▶ _Requirements_
"system" appears in how many lines of the entries? State only the number.

• • • • • • •

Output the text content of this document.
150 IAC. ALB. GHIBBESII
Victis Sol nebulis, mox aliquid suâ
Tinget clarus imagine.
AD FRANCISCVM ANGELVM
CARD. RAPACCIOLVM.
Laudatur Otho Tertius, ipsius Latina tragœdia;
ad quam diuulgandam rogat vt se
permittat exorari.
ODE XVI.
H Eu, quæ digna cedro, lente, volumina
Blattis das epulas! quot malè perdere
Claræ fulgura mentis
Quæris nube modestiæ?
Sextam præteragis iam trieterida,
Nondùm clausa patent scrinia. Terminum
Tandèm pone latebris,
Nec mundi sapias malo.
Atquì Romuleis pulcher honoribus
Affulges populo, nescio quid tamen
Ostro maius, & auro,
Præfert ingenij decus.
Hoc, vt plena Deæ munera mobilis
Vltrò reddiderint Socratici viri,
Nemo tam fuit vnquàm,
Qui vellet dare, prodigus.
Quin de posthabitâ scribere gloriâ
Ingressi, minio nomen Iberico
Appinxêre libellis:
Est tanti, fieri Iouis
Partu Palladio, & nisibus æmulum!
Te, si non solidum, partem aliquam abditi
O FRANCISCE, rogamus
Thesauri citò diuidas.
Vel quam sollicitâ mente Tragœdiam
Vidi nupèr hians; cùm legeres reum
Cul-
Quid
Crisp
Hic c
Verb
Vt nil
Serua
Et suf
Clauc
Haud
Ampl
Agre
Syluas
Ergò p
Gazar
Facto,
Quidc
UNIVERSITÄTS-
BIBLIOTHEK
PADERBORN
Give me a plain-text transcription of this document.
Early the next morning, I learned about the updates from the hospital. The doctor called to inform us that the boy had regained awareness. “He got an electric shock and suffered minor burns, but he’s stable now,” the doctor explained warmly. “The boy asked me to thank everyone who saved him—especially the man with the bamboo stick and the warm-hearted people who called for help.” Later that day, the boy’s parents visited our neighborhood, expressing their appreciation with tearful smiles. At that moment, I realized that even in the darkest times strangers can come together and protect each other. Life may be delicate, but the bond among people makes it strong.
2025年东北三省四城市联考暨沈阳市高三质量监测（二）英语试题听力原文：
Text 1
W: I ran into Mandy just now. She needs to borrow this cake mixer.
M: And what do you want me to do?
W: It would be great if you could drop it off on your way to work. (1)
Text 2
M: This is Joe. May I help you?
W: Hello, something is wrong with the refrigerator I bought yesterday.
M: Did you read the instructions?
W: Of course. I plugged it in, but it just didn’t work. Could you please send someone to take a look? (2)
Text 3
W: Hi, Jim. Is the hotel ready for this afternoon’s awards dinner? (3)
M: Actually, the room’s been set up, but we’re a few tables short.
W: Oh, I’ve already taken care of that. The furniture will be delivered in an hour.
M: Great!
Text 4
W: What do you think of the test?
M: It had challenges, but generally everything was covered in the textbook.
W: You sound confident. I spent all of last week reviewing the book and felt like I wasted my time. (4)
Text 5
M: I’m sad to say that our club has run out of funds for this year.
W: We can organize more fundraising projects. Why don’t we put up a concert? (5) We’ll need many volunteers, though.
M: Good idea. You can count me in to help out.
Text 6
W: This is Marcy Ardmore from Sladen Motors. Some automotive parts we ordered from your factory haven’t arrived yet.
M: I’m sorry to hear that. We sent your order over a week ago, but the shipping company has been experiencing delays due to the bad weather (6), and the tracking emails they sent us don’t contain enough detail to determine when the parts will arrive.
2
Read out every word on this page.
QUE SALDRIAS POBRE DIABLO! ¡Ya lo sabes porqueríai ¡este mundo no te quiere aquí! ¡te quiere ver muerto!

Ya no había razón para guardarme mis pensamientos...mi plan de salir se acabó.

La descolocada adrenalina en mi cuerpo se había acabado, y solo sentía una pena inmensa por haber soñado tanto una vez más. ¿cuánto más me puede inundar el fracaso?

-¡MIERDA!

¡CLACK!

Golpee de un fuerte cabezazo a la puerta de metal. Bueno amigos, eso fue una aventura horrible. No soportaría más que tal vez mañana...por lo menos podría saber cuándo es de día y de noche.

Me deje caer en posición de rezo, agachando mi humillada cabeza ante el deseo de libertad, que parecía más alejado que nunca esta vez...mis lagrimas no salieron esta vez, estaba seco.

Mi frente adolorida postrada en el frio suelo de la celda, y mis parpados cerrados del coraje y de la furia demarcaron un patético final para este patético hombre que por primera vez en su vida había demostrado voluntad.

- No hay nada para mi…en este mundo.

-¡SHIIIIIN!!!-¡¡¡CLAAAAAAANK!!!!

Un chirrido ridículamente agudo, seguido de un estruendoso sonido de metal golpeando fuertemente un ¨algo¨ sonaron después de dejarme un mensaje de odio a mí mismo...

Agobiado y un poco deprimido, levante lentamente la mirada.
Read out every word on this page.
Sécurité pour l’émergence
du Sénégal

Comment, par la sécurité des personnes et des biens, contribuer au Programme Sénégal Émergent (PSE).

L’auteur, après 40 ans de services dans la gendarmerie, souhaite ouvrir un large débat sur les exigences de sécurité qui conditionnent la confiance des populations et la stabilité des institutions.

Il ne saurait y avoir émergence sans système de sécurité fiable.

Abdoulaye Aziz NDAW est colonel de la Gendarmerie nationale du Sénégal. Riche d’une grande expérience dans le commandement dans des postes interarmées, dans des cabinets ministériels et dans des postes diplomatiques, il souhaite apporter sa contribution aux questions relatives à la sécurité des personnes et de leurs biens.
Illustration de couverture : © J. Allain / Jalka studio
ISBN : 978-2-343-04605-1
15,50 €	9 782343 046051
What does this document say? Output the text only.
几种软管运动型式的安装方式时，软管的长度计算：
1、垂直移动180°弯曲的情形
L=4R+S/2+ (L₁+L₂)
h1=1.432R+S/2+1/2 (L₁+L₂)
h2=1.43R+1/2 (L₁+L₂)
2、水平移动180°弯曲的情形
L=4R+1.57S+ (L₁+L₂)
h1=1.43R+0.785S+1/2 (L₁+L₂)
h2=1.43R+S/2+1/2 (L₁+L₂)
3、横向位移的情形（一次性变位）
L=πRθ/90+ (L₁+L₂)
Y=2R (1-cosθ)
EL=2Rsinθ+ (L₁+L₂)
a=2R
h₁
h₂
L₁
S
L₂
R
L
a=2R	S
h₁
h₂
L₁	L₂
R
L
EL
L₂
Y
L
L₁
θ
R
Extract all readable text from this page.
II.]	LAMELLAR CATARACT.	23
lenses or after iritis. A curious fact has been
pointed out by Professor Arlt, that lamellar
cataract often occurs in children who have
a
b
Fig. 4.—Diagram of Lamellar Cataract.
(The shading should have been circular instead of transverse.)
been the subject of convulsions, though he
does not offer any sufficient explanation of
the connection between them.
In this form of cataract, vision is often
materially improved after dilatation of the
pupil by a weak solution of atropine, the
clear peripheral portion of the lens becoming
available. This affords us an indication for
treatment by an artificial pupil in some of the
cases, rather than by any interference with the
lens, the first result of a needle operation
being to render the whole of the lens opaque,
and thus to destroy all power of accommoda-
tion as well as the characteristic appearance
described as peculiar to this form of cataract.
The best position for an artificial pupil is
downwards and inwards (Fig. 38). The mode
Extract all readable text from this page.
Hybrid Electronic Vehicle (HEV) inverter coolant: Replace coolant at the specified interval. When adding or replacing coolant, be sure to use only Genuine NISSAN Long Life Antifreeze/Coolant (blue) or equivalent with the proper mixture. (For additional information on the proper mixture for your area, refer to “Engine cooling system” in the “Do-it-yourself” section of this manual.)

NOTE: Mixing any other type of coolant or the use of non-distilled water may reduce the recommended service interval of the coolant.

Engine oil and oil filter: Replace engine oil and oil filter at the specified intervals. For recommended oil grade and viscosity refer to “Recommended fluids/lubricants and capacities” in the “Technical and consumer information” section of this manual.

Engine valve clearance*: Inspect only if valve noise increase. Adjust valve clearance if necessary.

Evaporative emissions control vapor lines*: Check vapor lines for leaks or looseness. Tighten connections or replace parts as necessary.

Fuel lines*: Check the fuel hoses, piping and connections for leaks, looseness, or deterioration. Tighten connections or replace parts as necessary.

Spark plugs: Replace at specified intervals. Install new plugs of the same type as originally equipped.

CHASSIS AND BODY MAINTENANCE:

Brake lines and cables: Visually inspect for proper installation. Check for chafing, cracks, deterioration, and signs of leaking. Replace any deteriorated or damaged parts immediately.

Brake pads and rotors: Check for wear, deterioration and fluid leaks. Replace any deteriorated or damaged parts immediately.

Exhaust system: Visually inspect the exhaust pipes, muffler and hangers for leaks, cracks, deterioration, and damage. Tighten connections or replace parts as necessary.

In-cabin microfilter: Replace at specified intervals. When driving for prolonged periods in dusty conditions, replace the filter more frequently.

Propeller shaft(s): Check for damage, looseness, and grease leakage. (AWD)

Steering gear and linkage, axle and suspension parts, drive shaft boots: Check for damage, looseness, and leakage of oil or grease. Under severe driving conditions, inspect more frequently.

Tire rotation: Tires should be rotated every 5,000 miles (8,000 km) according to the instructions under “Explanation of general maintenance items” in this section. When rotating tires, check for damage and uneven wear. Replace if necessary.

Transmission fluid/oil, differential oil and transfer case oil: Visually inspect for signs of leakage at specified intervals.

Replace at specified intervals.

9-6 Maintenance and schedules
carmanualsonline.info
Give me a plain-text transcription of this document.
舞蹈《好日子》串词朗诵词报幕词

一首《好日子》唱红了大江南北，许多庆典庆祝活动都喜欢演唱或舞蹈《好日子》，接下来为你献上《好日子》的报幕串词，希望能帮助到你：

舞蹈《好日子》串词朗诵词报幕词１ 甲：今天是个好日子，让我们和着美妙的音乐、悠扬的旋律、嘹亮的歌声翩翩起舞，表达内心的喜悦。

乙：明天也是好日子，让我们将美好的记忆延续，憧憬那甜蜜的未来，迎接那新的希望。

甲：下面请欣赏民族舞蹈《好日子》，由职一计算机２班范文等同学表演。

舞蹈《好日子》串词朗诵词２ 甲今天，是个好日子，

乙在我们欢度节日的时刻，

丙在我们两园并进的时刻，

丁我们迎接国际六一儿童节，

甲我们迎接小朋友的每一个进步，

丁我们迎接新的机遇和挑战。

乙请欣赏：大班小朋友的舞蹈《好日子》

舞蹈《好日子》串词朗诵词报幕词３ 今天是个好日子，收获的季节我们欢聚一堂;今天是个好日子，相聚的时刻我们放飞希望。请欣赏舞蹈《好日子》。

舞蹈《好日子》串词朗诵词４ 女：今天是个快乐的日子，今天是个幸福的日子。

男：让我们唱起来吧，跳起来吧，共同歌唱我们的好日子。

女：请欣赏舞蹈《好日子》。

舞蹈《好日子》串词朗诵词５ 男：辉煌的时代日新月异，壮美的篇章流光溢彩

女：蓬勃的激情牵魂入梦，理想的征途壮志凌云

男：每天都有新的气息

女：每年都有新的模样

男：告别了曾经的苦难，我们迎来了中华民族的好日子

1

• • • • • • •

▶ _Result for this exercise_
2